SELECTED EXTRACT —

================

BBC Radio 7, 25 July 2009
Another installment in the series of Maugham adaptations, this tale made ingenious use of the myth of the noble savage encountering the innocent - or, if one wants to put it more succinctly, the Beauty and the Beast story. The beauty in question was Martha Jones (Anna Massey), a fortysomething spinster who spent all her life in the Dutch East Indies working as a missionary with her brother (David Timson). Although convinced of the rightness of her task, her relationship with the locals was non-existent, due in no small part to her schoolmarmish manners, which had the effect of alienating rather than drawing people towards God.
Things changed, however, once she encountered Ginger Ted (Bill Nighy). At the first the two were like chalk and cheese: Martha was convinced that Ted was about to rape her, when the two of them found themselves marooned on a boat. She tried her best to stay awake, but sleep overcame her; when she awoke she found that Ted had nothing more to her other than covering her with a blanket to protect her against the cold.

================

REQUIREMENT 1 —
Answer these questions from the review of the Maugham radio adaptation, one line each, marked (a), (b), (c):
(a) Who played Martha Jones?
(b) In what region did Martha spend her life working as a missionary?
(c) Who played Ginger Ted?
REQUIREMENT 2 — Resume the review of the Maugham radio adaptation from the point where it stops, in the same voice.

================

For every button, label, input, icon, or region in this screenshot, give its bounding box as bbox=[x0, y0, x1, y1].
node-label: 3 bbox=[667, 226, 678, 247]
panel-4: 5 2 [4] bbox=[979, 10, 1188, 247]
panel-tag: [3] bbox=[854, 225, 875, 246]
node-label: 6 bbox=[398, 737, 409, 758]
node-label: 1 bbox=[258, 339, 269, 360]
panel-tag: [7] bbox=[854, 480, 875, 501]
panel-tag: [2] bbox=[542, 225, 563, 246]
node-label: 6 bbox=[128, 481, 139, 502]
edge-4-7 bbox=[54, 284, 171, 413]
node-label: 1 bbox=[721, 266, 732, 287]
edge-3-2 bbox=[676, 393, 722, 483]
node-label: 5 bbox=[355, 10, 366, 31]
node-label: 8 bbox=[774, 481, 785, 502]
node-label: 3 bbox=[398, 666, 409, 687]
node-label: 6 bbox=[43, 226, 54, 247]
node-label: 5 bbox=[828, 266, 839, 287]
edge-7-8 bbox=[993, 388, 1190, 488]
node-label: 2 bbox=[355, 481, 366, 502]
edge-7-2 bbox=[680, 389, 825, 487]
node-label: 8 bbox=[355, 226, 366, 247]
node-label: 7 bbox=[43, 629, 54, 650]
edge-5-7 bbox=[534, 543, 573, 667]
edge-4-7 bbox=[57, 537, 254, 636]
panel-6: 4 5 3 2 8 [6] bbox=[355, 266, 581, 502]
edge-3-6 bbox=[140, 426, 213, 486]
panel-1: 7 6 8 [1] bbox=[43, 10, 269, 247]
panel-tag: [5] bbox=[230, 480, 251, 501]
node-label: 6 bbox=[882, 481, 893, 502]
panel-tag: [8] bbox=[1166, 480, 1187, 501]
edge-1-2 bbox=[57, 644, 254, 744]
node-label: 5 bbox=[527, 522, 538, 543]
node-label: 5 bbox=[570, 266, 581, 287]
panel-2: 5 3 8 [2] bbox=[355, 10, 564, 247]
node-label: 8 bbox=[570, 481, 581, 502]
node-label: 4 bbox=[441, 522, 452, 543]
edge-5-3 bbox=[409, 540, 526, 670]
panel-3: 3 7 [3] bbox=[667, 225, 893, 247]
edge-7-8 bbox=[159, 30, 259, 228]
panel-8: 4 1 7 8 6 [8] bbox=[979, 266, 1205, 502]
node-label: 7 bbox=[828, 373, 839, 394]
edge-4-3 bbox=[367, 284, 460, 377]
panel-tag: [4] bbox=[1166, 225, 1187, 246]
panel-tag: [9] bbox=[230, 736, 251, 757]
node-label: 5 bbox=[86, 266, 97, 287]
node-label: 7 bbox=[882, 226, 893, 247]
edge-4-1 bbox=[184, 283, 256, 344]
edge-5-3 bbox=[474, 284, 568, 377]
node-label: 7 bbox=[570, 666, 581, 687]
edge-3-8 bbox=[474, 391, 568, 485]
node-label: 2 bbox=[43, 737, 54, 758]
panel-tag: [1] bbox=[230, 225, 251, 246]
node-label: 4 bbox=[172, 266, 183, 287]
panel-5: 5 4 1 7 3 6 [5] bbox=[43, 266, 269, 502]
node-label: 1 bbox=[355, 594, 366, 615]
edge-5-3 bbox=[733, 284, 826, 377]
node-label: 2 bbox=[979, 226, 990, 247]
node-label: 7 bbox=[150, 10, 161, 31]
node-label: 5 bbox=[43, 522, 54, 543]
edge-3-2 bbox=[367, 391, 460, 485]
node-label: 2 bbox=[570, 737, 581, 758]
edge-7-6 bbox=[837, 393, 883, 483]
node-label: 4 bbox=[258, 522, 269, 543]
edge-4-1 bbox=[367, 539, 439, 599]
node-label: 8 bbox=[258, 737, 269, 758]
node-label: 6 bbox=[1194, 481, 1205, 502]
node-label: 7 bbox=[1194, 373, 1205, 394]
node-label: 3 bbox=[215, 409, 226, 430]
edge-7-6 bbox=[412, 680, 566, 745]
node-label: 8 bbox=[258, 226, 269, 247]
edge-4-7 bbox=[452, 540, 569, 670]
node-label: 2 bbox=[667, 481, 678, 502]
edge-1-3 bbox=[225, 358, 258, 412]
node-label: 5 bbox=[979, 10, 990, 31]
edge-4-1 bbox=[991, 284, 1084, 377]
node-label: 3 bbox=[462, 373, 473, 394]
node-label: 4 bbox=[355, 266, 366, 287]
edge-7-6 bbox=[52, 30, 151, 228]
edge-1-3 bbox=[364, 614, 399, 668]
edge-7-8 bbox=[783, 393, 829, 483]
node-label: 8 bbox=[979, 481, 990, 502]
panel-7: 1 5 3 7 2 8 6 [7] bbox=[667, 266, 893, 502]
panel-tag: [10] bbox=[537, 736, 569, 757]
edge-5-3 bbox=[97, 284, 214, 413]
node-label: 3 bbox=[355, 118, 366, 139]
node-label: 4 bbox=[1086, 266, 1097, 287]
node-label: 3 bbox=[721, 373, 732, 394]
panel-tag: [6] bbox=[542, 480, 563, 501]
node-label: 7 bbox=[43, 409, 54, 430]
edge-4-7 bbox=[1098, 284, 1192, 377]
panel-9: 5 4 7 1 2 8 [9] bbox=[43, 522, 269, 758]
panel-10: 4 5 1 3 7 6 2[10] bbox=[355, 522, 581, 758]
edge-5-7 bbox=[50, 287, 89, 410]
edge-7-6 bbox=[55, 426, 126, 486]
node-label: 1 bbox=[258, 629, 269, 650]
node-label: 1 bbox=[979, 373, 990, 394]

================

ANSWER BOX 1 —
(a) Anna Massey
(b) The Dutch East Indies
(c) Bill Nighy

ANSWER BOX 2 —
Time passed; and Martha tried her best to engineer another meeting with Ted, even though he had no particular wish to meet her. However fate once again intervened, as the two were sent up-country to deal with a cholera epidemic. Martha drew on her medical skills, Ted provided the communication; and the two of them accomplished their task successfully. This time romance blossomed: Ted returned a changed man, having forsaken alcohol for good, while Martha had learned to loosen up and show off her culinary skills.
This slight tale of a colonial romance was once again narrated by Dirk Bogarde, who relished the task of telling how Ted had flown in the face of convention by abandoning his traditional garb of a singlet and dirty shorts for a full dress-suit. His experiences proved beyond all doubt that "love is a many-splendoured thing."